Saved entries
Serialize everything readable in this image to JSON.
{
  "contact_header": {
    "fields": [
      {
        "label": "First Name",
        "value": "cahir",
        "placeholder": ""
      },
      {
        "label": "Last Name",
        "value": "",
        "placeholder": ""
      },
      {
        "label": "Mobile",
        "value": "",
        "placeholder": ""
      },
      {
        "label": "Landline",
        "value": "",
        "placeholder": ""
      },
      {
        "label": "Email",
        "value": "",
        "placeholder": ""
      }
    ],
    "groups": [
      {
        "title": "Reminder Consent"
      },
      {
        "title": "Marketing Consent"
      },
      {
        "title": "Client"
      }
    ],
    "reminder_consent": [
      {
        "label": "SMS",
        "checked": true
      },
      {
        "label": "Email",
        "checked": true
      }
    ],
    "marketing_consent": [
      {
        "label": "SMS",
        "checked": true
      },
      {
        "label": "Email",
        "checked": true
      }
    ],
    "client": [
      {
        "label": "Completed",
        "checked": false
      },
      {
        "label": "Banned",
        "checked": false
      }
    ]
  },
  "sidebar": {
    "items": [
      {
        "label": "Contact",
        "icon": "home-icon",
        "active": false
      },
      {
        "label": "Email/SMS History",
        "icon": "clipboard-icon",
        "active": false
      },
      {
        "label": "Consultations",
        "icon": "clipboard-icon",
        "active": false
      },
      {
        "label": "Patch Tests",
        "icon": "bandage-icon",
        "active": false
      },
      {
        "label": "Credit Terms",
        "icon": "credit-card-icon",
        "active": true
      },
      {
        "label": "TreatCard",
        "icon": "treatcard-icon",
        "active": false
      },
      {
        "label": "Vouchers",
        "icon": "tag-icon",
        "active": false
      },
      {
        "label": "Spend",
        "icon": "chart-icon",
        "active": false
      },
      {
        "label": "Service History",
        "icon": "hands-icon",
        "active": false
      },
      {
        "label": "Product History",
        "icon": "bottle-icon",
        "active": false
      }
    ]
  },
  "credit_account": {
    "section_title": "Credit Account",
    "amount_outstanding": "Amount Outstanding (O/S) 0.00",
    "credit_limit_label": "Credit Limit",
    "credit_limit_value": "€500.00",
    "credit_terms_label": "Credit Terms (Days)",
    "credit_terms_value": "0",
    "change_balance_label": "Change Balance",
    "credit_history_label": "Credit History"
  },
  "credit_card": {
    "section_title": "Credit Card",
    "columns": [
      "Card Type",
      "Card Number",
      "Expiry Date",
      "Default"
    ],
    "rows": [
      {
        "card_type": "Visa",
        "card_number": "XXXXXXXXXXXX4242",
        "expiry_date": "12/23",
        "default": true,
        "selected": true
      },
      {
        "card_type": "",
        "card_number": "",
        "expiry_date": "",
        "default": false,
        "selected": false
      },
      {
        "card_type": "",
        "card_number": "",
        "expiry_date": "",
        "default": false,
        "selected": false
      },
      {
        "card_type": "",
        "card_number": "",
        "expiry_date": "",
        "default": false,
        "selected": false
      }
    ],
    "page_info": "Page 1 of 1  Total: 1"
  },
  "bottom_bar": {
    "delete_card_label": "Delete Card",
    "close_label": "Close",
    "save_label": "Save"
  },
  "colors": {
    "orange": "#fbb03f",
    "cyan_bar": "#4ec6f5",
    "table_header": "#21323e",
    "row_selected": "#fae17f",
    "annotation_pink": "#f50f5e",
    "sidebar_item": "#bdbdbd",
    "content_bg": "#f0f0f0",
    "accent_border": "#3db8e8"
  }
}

* [Set problem] Provide solely the number of lines in the data that include the word "History".

* [Complete response] 4